## Material provided

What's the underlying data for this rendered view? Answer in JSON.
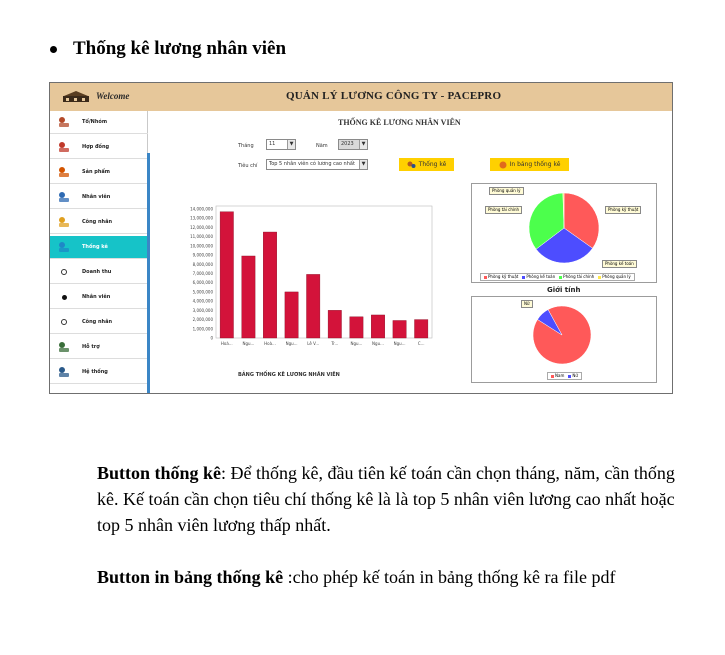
{
  "heading": "Thống kê lương nhân viên",
  "screenshot": {
    "welcome": "Welcome",
    "app_title": "QUẢN LÝ LƯƠNG CÔNG TY - PACEPRO",
    "sidebar": [
      {
        "label": "Tổ/Nhóm",
        "icon": "group-icon"
      },
      {
        "label": "Hợp đồng",
        "icon": "contract-icon"
      },
      {
        "label": "Sản phẩm",
        "icon": "product-icon"
      },
      {
        "label": "Nhân viên",
        "icon": "employee-icon"
      },
      {
        "label": "Công nhân",
        "icon": "worker-icon"
      },
      {
        "label": "Thống kê",
        "icon": "statistics-icon",
        "active": true
      },
      {
        "label": "Doanh thu",
        "icon": "radio-empty-icon"
      },
      {
        "label": "Nhân viên",
        "icon": "radio-filled-icon"
      },
      {
        "label": "Công nhân",
        "icon": "radio-empty-icon"
      },
      {
        "label": "Hỗ trợ",
        "icon": "support-icon"
      },
      {
        "label": "Hệ thống",
        "icon": "system-icon"
      }
    ],
    "main_title": "THỐNG KÊ LƯƠNG NHÂN VIÊN",
    "month_label": "Tháng",
    "month_value": "11",
    "year_label": "Năm",
    "year_value": "2023",
    "criteria_label": "Tiêu chí",
    "criteria_value": "Top 5 nhân viên có lương cao nhất",
    "btn_stats": "Thống kê",
    "btn_print": "In bảng thống kê",
    "pie_callouts": [
      "Phòng quản lý",
      "Phòng tài chính",
      "Phòng kỹ thuật",
      "Phòng kế toán"
    ],
    "pie_legend": [
      "Phòng kỹ thuật",
      "Phòng kế toán",
      "Phòng tài chính",
      "Phòng quản lý"
    ],
    "gender_title": "Giới tính",
    "gender_callout": "Nữ",
    "gender_legend": [
      "Nam",
      "Nữ"
    ]
  },
  "chart_data": [
    {
      "type": "bar",
      "title": "BẢNG THỐNG KÊ LƯƠNG NHÂN VIÊN",
      "categories": [
        "Hoà...",
        "Ngu...",
        "Hoà...",
        "Ngu...",
        "Lê V...",
        "Tr...",
        "Ngu...",
        "Ngu...",
        "Ngu...",
        "C..."
      ],
      "values": [
        13700000,
        8900000,
        11500000,
        5000000,
        6900000,
        3000000,
        2300000,
        2500000,
        1900000,
        2000000
      ],
      "yticks": [
        "14,000,000",
        "13,000,000",
        "12,000,000",
        "11,000,000",
        "10,000,000",
        "9,000,000",
        "8,000,000",
        "7,000,000",
        "6,000,000",
        "5,000,000",
        "4,000,000",
        "3,000,000",
        "2,000,000",
        "1,000,000",
        "0"
      ],
      "ylim": [
        0,
        14000000
      ],
      "color": "#d3133a"
    },
    {
      "type": "pie",
      "labels": [
        "Phòng kỹ thuật",
        "Phòng kế toán",
        "Phòng tài chính",
        "Phòng quản lý"
      ],
      "values": [
        35,
        30,
        35,
        0.5
      ],
      "colors": [
        "#ff5959",
        "#4d4dff",
        "#4cff4c",
        "#ffe84d"
      ]
    },
    {
      "type": "pie",
      "title": "Giới tính",
      "labels": [
        "Nam",
        "Nữ"
      ],
      "values": [
        92,
        8
      ],
      "colors": [
        "#ff5959",
        "#4d4dff"
      ]
    }
  ],
  "paragraph1": {
    "bold": "Button thống kê",
    "text": ": Để thống kê, đầu tiên kế toán cần chọn tháng, năm, cần thống kê. Kế toán cần chọn tiêu chí thống kê là là top 5 nhân viên lương cao nhất hoặc top 5 nhân viên lương thấp nhất."
  },
  "paragraph2": {
    "bold": "Button in bảng thống kê",
    "text": " :cho phép kế toán in bảng thống kê ra file pdf"
  }
}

## Task prompt
Your task is to set down the records shown above exactly, minus any pictures.

## Written solution
What's the underlying data for this rendered view? Answer in JSON.
{
  "heading": "Thống kê lương nhân viên",
  "screenshot": {
    "welcome": "Welcome",
    "app_title": "QUẢN LÝ LƯƠNG CÔNG TY - PACEPRO",
    "sidebar": [
      {
        "label": "Tổ/Nhóm",
        "icon": "group-icon"
      },
      {
        "label": "Hợp đồng",
        "icon": "contract-icon"
      },
      {
        "label": "Sản phẩm",
        "icon": "product-icon"
      },
      {
        "label": "Nhân viên",
        "icon": "employee-icon"
      },
      {
        "label": "Công nhân",
        "icon": "worker-icon"
      },
      {
        "label": "Thống kê",
        "icon": "statistics-icon",
        "active": true
      },
      {
        "label": "Doanh thu",
        "icon": "radio-empty-icon"
      },
      {
        "label": "Nhân viên",
        "icon": "radio-filled-icon"
      },
      {
        "label": "Công nhân",
        "icon": "radio-empty-icon"
      },
      {
        "label": "Hỗ trợ",
        "icon": "support-icon"
      },
      {
        "label": "Hệ thống",
        "icon": "system-icon"
      }
    ],
    "main_title": "THỐNG KÊ LƯƠNG NHÂN VIÊN",
    "month_label": "Tháng",
    "month_value": "11",
    "year_label": "Năm",
    "year_value": "2023",
    "criteria_label": "Tiêu chí",
    "criteria_value": "Top 5 nhân viên có lương cao nhất",
    "btn_stats": "Thống kê",
    "btn_print": "In bảng thống kê",
    "pie_callouts": [
      "Phòng quản lý",
      "Phòng tài chính",
      "Phòng kỹ thuật",
      "Phòng kế toán"
    ],
    "pie_legend": [
      "Phòng kỹ thuật",
      "Phòng kế toán",
      "Phòng tài chính",
      "Phòng quản lý"
    ],
    "gender_title": "Giới tính",
    "gender_callout": "Nữ",
    "gender_legend": [
      "Nam",
      "Nữ"
    ]
  },
  "chart_data": [
    {
      "type": "bar",
      "title": "BẢNG THỐNG KÊ LƯƠNG NHÂN VIÊN",
      "categories": [
        "Hoà...",
        "Ngu...",
        "Hoà...",
        "Ngu...",
        "Lê V...",
        "Tr...",
        "Ngu...",
        "Ngu...",
        "Ngu...",
        "C..."
      ],
      "values": [
        13700000,
        8900000,
        11500000,
        5000000,
        6900000,
        3000000,
        2300000,
        2500000,
        1900000,
        2000000
      ],
      "yticks": [
        "14,000,000",
        "13,000,000",
        "12,000,000",
        "11,000,000",
        "10,000,000",
        "9,000,000",
        "8,000,000",
        "7,000,000",
        "6,000,000",
        "5,000,000",
        "4,000,000",
        "3,000,000",
        "2,000,000",
        "1,000,000",
        "0"
      ],
      "ylim": [
        0,
        14000000
      ],
      "color": "#d3133a"
    },
    {
      "type": "pie",
      "labels": [
        "Phòng kỹ thuật",
        "Phòng kế toán",
        "Phòng tài chính",
        "Phòng quản lý"
      ],
      "values": [
        35,
        30,
        35,
        0.5
      ],
      "colors": [
        "#ff5959",
        "#4d4dff",
        "#4cff4c",
        "#ffe84d"
      ]
    },
    {
      "type": "pie",
      "title": "Giới tính",
      "labels": [
        "Nam",
        "Nữ"
      ],
      "values": [
        92,
        8
      ],
      "colors": [
        "#ff5959",
        "#4d4dff"
      ]
    }
  ],
  "paragraph1": {
    "bold": "Button thống kê",
    "text": ": Để thống kê, đầu tiên kế toán cần chọn tháng, năm, cần thống kê. Kế toán cần chọn tiêu chí thống kê là là top 5 nhân viên lương cao nhất hoặc top 5 nhân viên lương thấp nhất."
  },
  "paragraph2": {
    "bold": "Button in bảng thống kê",
    "text": " :cho phép kế toán in bảng thống kê ra file pdf"
  }
}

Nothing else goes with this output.